- Objective:
Transcribe word for word each line from the one containing "Type out the text in this image." to the final line of the data, both included. Skip the pictures.

- Collection entries:
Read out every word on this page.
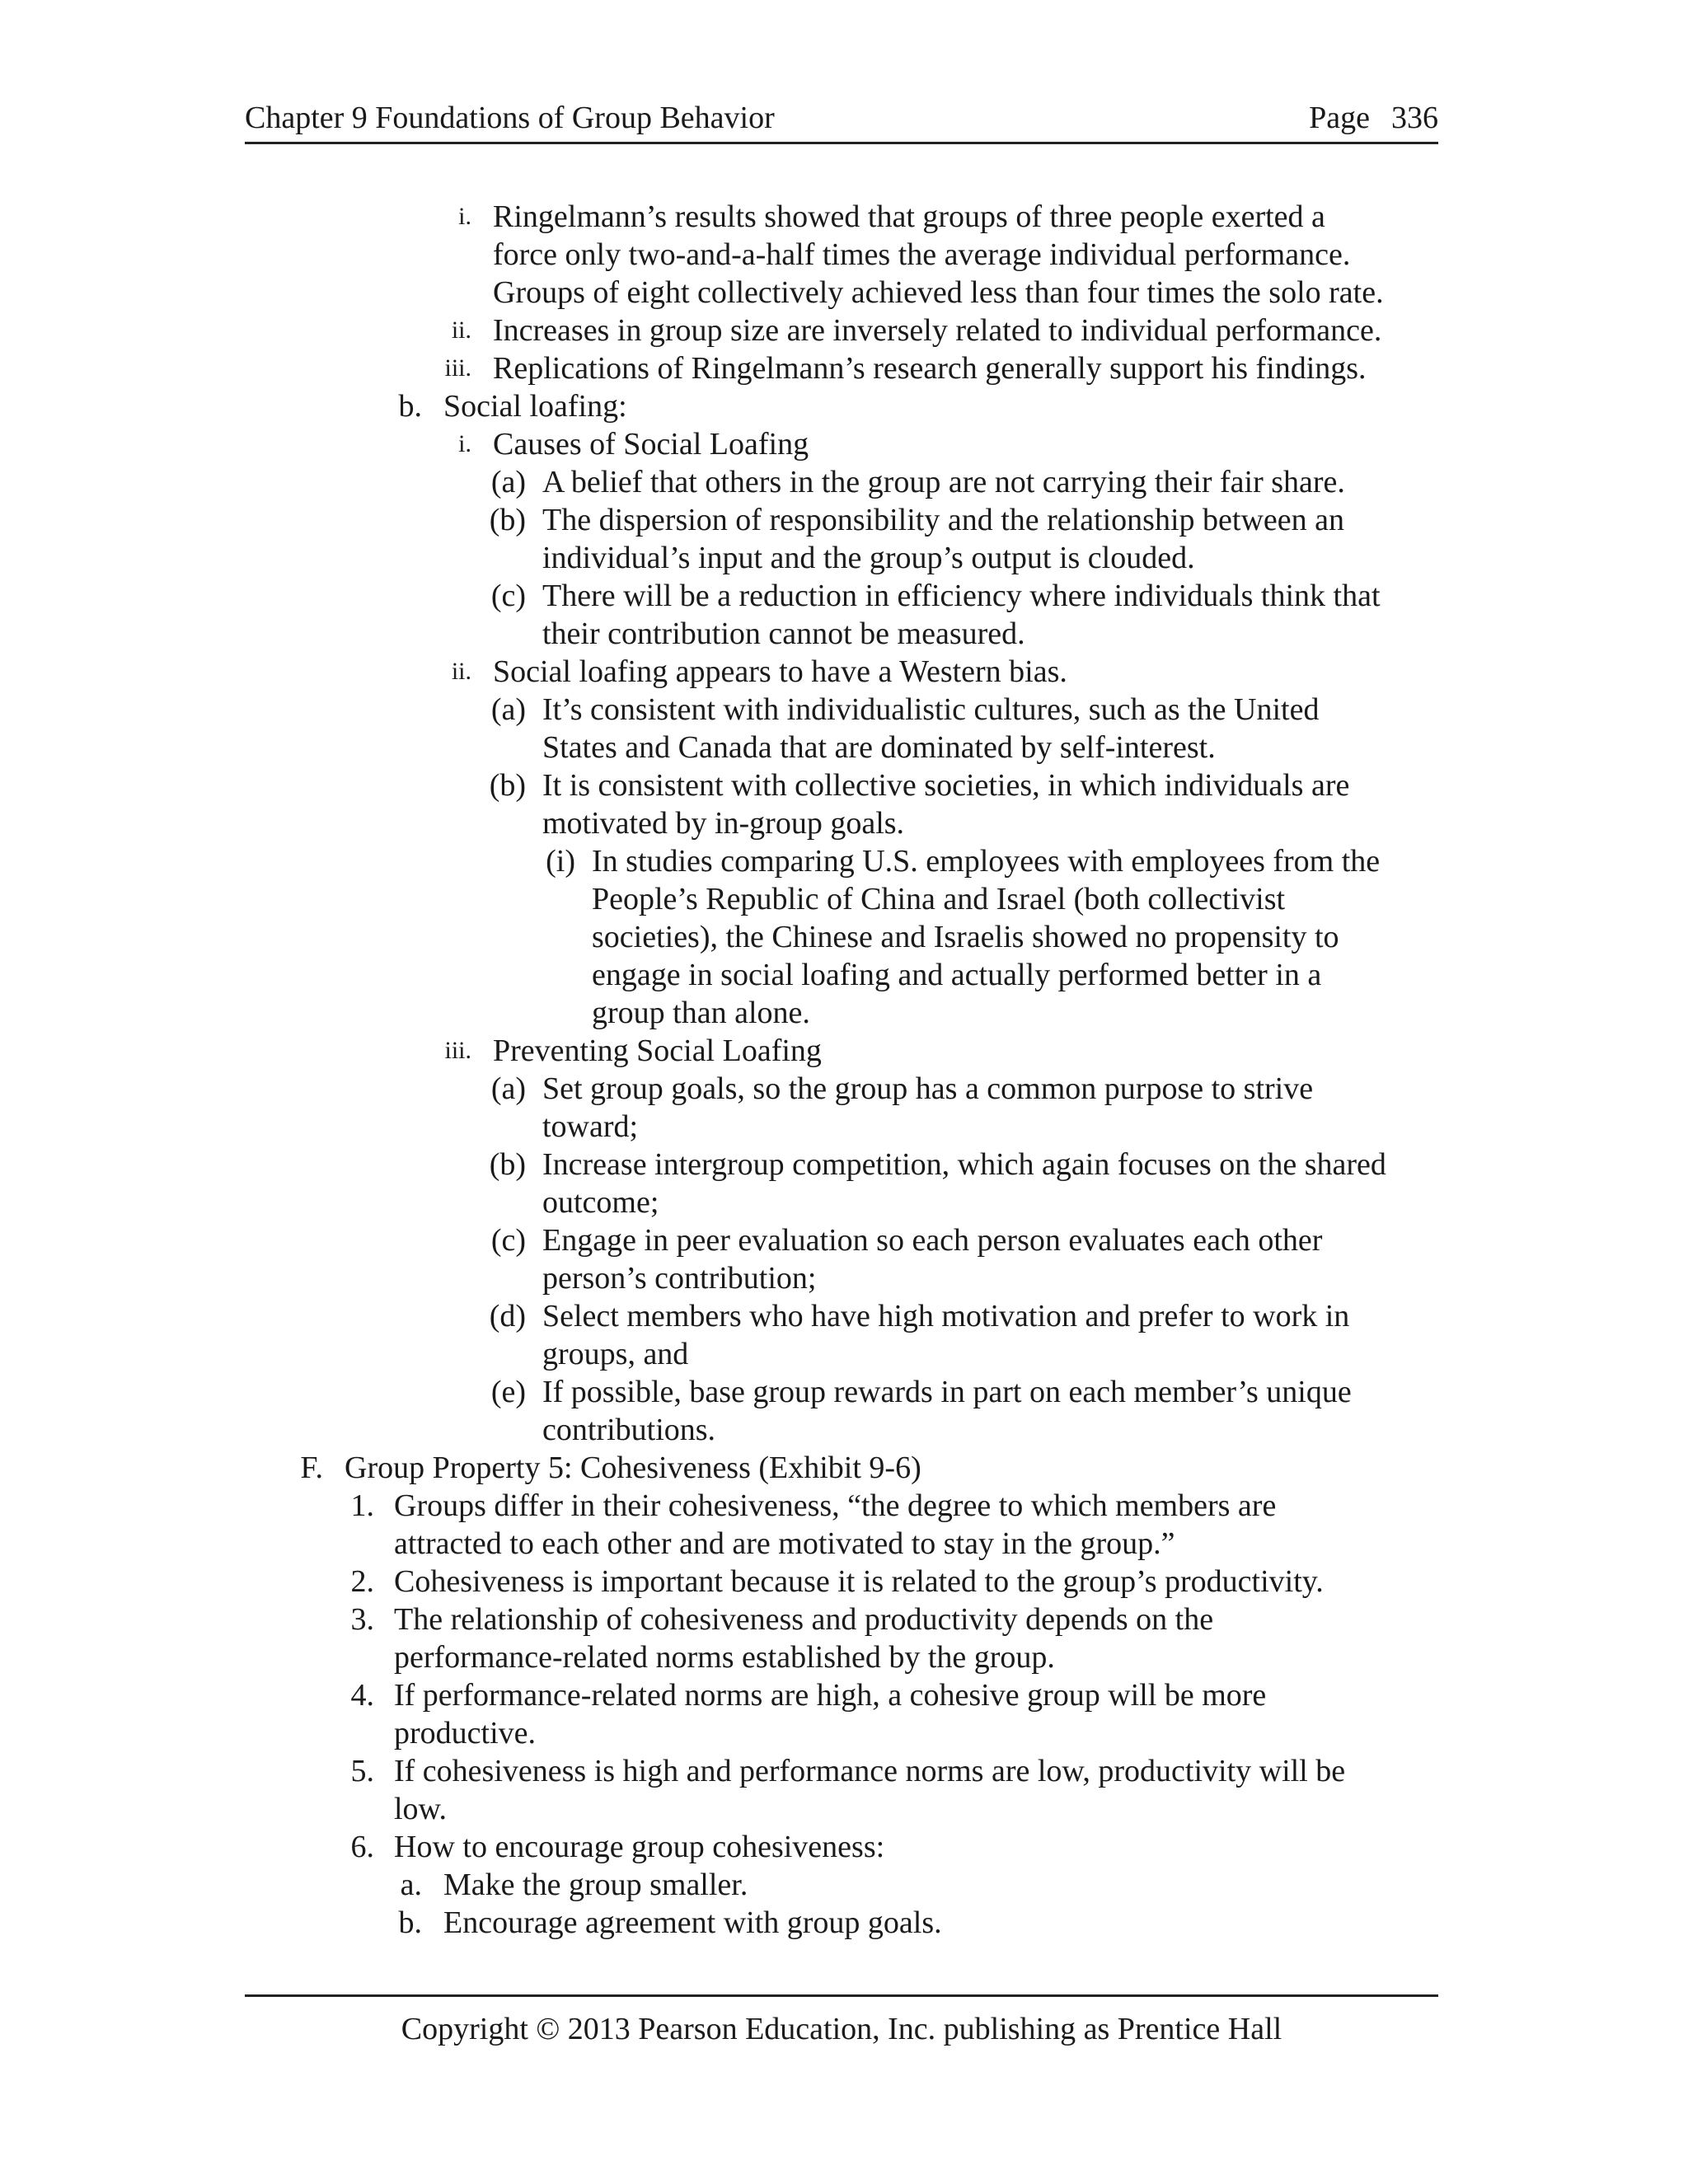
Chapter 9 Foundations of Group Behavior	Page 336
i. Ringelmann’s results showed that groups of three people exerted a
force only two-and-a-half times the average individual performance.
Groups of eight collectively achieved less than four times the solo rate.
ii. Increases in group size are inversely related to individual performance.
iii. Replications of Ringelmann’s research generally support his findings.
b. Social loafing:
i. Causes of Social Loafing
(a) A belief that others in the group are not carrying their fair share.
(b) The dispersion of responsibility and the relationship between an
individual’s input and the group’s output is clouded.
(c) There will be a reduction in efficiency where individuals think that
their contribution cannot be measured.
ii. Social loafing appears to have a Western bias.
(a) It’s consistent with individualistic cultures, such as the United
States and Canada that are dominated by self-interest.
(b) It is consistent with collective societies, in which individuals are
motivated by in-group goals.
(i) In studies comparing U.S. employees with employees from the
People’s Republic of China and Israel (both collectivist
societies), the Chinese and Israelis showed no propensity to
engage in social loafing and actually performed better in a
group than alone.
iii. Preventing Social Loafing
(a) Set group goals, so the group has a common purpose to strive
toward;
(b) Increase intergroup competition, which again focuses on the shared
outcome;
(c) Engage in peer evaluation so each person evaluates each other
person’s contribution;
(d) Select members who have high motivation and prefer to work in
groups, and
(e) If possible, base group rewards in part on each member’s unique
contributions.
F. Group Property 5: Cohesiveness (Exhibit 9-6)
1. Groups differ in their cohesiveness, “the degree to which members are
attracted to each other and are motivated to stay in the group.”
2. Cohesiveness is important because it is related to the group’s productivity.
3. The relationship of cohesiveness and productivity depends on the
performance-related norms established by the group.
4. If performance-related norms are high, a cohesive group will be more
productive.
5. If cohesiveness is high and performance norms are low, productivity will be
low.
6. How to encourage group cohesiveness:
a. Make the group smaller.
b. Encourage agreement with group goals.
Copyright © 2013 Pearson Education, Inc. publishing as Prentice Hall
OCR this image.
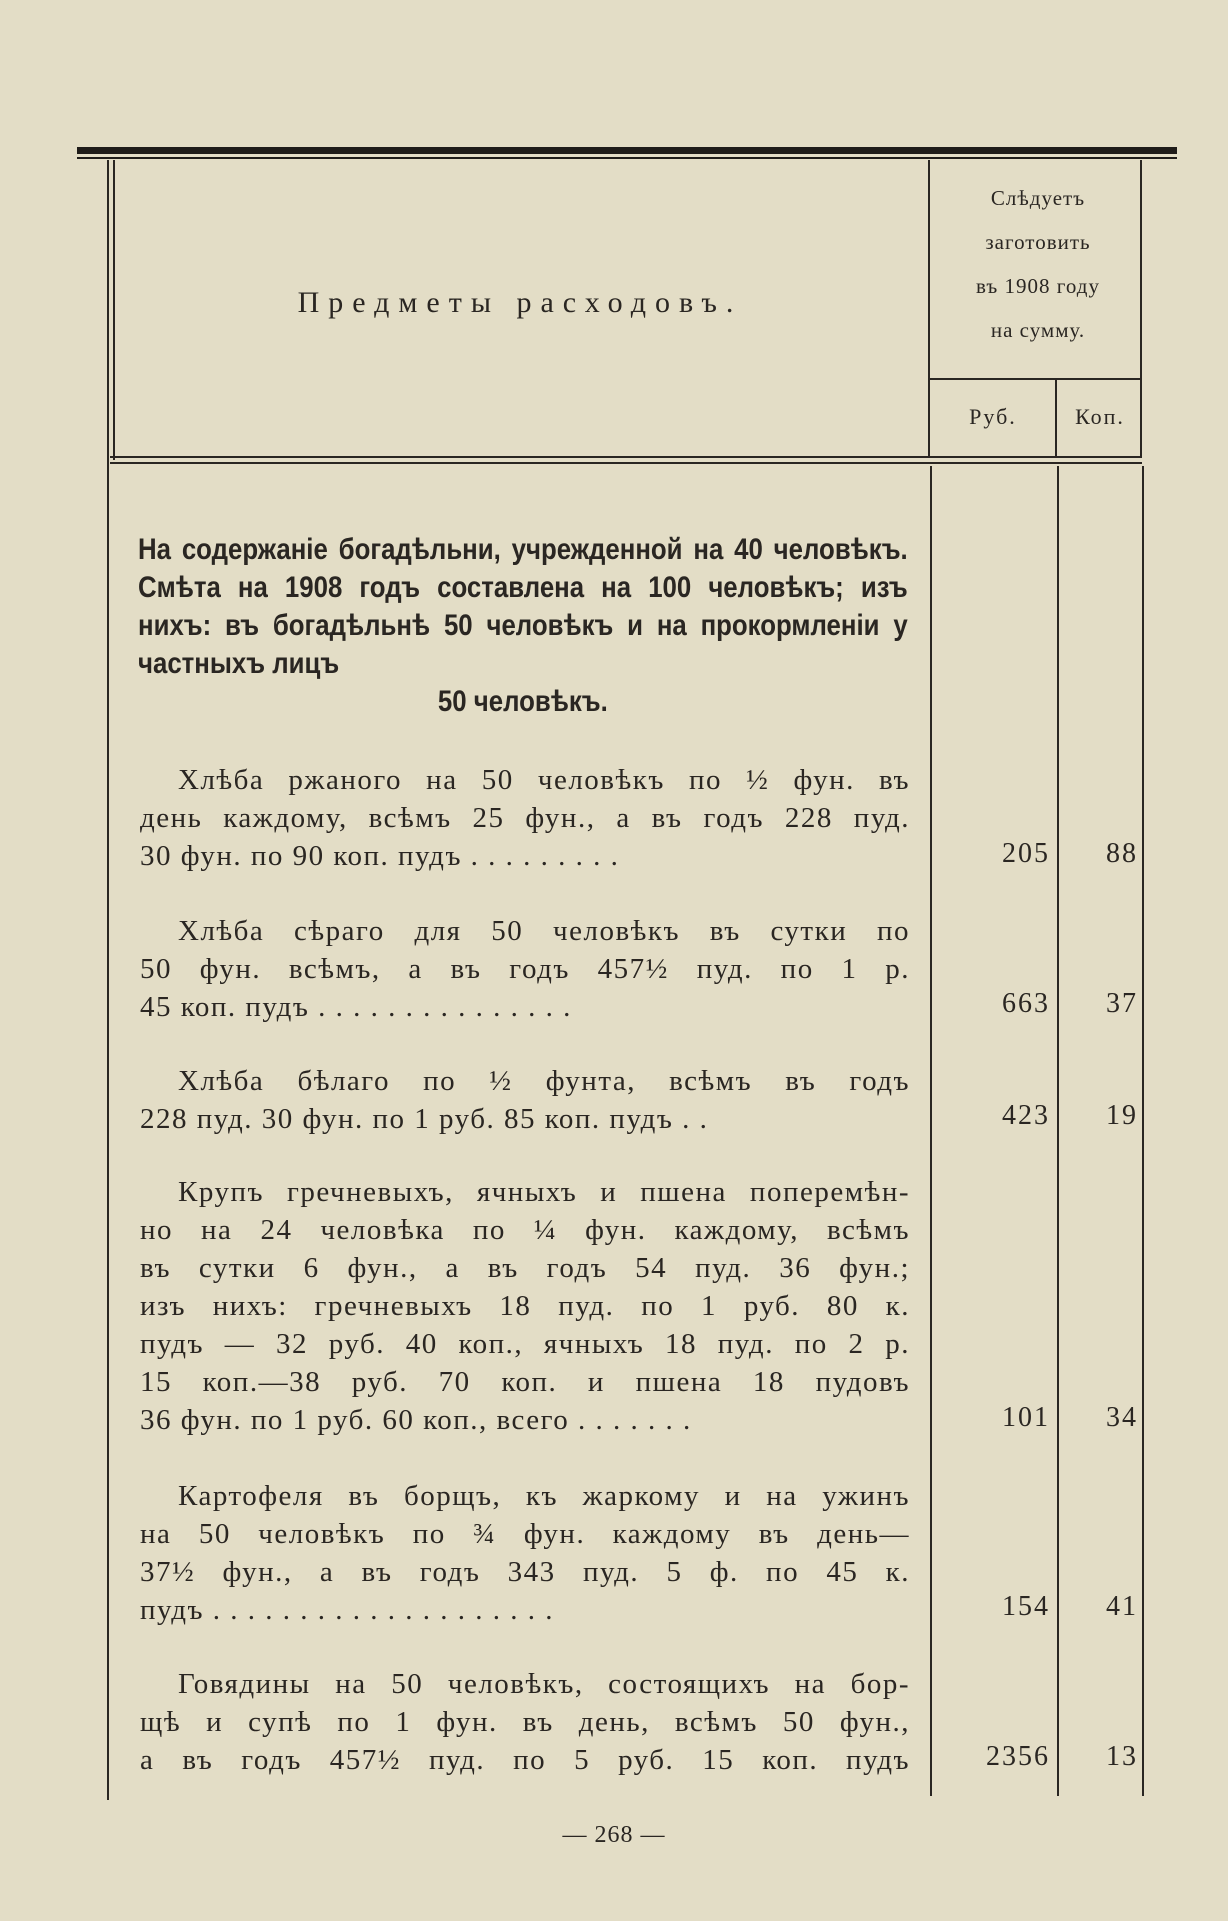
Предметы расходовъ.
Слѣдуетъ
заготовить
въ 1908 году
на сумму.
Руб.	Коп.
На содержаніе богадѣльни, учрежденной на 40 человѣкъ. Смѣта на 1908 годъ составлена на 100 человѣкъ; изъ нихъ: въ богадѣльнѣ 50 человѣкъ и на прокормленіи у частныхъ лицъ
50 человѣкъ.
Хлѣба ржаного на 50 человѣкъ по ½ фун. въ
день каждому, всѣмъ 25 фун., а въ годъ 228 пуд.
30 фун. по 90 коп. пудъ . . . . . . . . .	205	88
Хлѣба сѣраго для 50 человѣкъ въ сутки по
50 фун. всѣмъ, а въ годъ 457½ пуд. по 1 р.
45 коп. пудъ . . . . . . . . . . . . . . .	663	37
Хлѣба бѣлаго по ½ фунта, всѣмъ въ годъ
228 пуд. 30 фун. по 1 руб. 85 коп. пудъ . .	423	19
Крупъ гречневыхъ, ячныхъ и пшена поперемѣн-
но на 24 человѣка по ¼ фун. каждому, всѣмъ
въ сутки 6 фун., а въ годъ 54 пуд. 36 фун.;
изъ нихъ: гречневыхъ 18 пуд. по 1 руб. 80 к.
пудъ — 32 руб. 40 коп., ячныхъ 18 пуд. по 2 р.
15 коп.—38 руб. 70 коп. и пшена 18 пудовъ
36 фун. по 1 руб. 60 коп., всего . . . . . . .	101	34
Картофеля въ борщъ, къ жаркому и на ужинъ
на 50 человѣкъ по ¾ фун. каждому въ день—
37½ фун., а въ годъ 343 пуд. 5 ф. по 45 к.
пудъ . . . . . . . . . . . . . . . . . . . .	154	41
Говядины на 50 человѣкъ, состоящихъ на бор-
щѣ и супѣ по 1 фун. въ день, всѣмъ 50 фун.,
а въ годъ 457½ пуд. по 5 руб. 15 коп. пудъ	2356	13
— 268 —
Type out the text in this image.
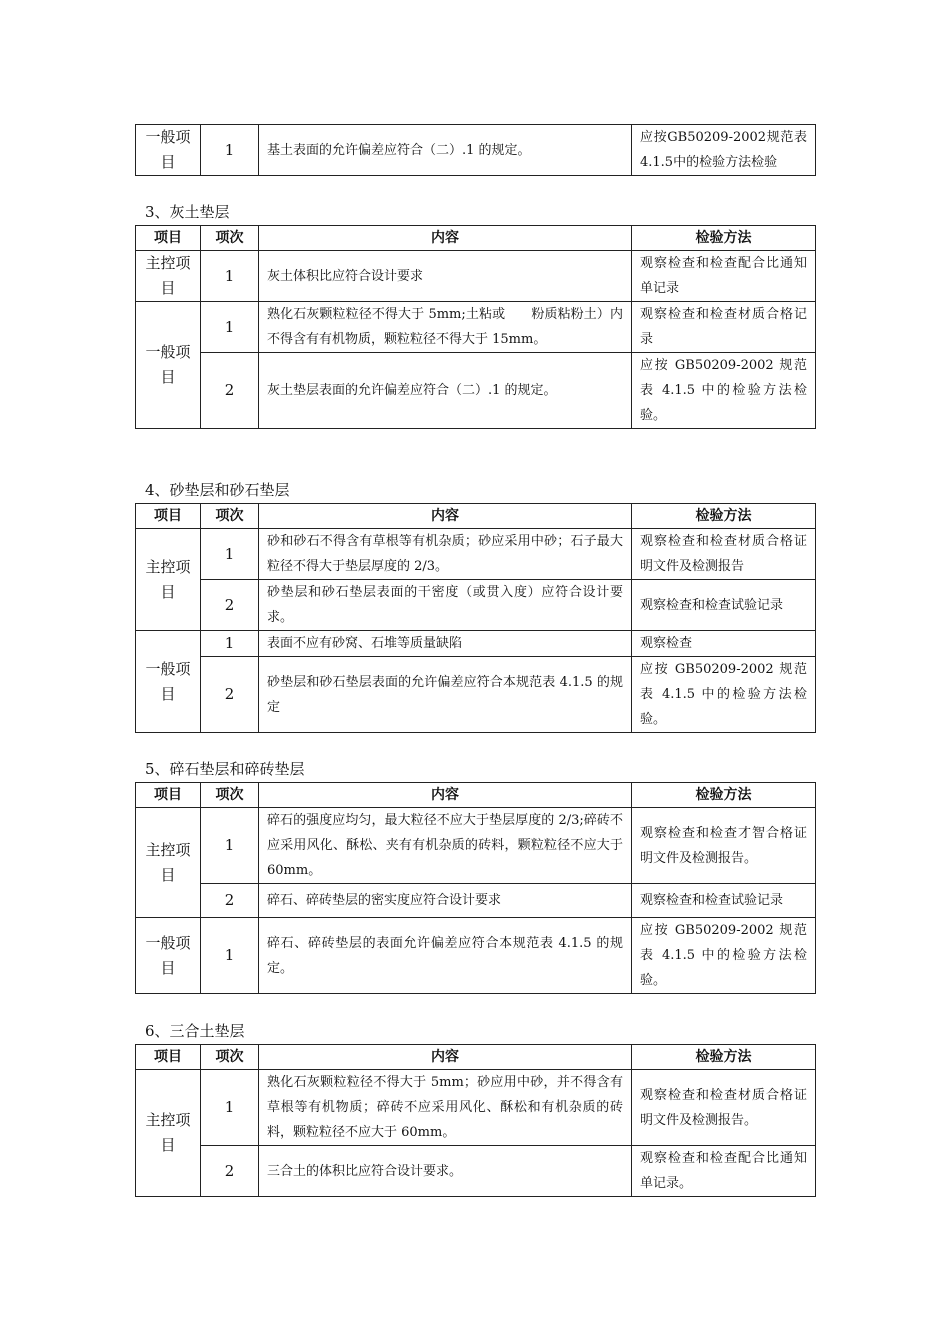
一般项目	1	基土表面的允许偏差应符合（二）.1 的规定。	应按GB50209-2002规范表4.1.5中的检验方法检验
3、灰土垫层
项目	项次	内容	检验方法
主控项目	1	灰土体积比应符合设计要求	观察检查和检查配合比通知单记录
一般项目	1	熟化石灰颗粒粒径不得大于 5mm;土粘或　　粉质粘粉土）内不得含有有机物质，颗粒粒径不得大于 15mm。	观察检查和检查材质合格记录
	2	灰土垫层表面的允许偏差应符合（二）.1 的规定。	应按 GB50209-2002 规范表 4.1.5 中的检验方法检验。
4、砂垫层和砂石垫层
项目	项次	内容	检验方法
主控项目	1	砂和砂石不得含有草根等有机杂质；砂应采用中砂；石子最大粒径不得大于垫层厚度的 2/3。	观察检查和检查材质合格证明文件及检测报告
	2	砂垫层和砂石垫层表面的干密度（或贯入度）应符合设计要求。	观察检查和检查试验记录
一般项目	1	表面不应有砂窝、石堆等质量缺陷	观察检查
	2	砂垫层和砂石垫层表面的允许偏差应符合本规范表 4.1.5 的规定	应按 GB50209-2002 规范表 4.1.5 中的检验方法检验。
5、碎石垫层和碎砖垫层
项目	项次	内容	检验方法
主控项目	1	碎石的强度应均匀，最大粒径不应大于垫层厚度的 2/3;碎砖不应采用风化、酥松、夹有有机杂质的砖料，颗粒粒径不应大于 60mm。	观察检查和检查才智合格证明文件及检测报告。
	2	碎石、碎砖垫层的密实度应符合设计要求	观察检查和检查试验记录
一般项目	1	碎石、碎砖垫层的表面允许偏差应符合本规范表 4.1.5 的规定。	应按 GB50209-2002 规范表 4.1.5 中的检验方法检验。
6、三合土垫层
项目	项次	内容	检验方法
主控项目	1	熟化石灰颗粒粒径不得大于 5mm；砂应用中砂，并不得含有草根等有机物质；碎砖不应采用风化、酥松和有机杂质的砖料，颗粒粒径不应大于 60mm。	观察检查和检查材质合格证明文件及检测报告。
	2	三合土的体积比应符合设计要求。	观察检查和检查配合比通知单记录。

- Exercise response:
Type out the text in this image.
一般项目	1	基土表面的允许偏差应符合（二）.1 的规定。	应按GB50209-2002规范表4.1.5中的检验方法检验
3、灰土垫层
项目	项次	内容	检验方法
主控项目	1	灰土体积比应符合设计要求	观察检查和检查配合比通知单记录
一般项目	1	熟化石灰颗粒粒径不得大于 5mm;土粘或　　粉质粘粉土）内不得含有有机物质，颗粒粒径不得大于 15mm。	观察检查和检查材质合格记录
	2	灰土垫层表面的允许偏差应符合（二）.1 的规定。	应按 GB50209-2002 规范表 4.1.5 中的检验方法检验。
4、砂垫层和砂石垫层
项目	项次	内容	检验方法
主控项目	1	砂和砂石不得含有草根等有机杂质；砂应采用中砂；石子最大粒径不得大于垫层厚度的 2/3。	观察检查和检查材质合格证明文件及检测报告
	2	砂垫层和砂石垫层表面的干密度（或贯入度）应符合设计要求。	观察检查和检查试验记录
一般项目	1	表面不应有砂窝、石堆等质量缺陷	观察检查
	2	砂垫层和砂石垫层表面的允许偏差应符合本规范表 4.1.5 的规定	应按 GB50209-2002 规范表 4.1.5 中的检验方法检验。
5、碎石垫层和碎砖垫层
项目	项次	内容	检验方法
主控项目	1	碎石的强度应均匀，最大粒径不应大于垫层厚度的 2/3;碎砖不应采用风化、酥松、夹有有机杂质的砖料，颗粒粒径不应大于 60mm。	观察检查和检查才智合格证明文件及检测报告。
	2	碎石、碎砖垫层的密实度应符合设计要求	观察检查和检查试验记录
一般项目	1	碎石、碎砖垫层的表面允许偏差应符合本规范表 4.1.5 的规定。	应按 GB50209-2002 规范表 4.1.5 中的检验方法检验。
6、三合土垫层
项目	项次	内容	检验方法
主控项目	1	熟化石灰颗粒粒径不得大于 5mm；砂应用中砂，并不得含有草根等有机物质；碎砖不应采用风化、酥松和有机杂质的砖料，颗粒粒径不应大于 60mm。	观察检查和检查材质合格证明文件及检测报告。
	2	三合土的体积比应符合设计要求。	观察检查和检查配合比通知单记录。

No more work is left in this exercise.